■ Record set ■

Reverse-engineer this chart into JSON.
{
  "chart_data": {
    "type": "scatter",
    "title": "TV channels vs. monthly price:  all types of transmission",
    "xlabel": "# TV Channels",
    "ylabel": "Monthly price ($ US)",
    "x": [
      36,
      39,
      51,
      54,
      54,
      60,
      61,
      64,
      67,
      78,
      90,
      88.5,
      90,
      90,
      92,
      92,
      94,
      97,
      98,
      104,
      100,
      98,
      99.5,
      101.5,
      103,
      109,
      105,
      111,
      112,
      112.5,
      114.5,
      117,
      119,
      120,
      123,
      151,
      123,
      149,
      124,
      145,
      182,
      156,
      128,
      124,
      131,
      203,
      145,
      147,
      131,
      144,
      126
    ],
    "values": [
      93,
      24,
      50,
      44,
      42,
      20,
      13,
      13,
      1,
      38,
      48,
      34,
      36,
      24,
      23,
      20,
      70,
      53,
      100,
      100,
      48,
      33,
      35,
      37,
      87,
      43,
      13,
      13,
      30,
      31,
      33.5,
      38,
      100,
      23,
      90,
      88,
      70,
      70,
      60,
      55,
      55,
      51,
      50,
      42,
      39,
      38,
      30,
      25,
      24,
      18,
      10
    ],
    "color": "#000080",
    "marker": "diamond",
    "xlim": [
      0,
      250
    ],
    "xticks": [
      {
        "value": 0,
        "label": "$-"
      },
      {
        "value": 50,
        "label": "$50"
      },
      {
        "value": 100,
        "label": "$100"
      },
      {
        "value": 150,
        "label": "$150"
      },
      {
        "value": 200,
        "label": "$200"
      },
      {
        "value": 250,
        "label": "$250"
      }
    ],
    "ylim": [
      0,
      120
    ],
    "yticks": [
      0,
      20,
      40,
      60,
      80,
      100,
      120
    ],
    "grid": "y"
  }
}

■ Exercise goal ■
Output all preceding records character for character.

■ Reply to the task ■
Reverse-engineer this chart into JSON.
{
  "chart_data": {
    "type": "scatter",
    "title": "TV channels vs. monthly price:  all types of transmission",
    "xlabel": "# TV Channels",
    "ylabel": "Monthly price ($ US)",
    "x": [
      36,
      39,
      51,
      54,
      54,
      60,
      61,
      64,
      67,
      78,
      90,
      88.5,
      90,
      90,
      92,
      92,
      94,
      97,
      98,
      104,
      100,
      98,
      99.5,
      101.5,
      103,
      109,
      105,
      111,
      112,
      112.5,
      114.5,
      117,
      119,
      120,
      123,
      151,
      123,
      149,
      124,
      145,
      182,
      156,
      128,
      124,
      131,
      203,
      145,
      147,
      131,
      144,
      126
    ],
    "values": [
      93,
      24,
      50,
      44,
      42,
      20,
      13,
      13,
      1,
      38,
      48,
      34,
      36,
      24,
      23,
      20,
      70,
      53,
      100,
      100,
      48,
      33,
      35,
      37,
      87,
      43,
      13,
      13,
      30,
      31,
      33.5,
      38,
      100,
      23,
      90,
      88,
      70,
      70,
      60,
      55,
      55,
      51,
      50,
      42,
      39,
      38,
      30,
      25,
      24,
      18,
      10
    ],
    "color": "#000080",
    "marker": "diamond",
    "xlim": [
      0,
      250
    ],
    "xticks": [
      {
        "value": 0,
        "label": "$-"
      },
      {
        "value": 50,
        "label": "$50"
      },
      {
        "value": 100,
        "label": "$100"
      },
      {
        "value": 150,
        "label": "$150"
      },
      {
        "value": 200,
        "label": "$200"
      },
      {
        "value": 250,
        "label": "$250"
      }
    ],
    "ylim": [
      0,
      120
    ],
    "yticks": [
      0,
      20,
      40,
      60,
      80,
      100,
      120
    ],
    "grid": "y"
  }
}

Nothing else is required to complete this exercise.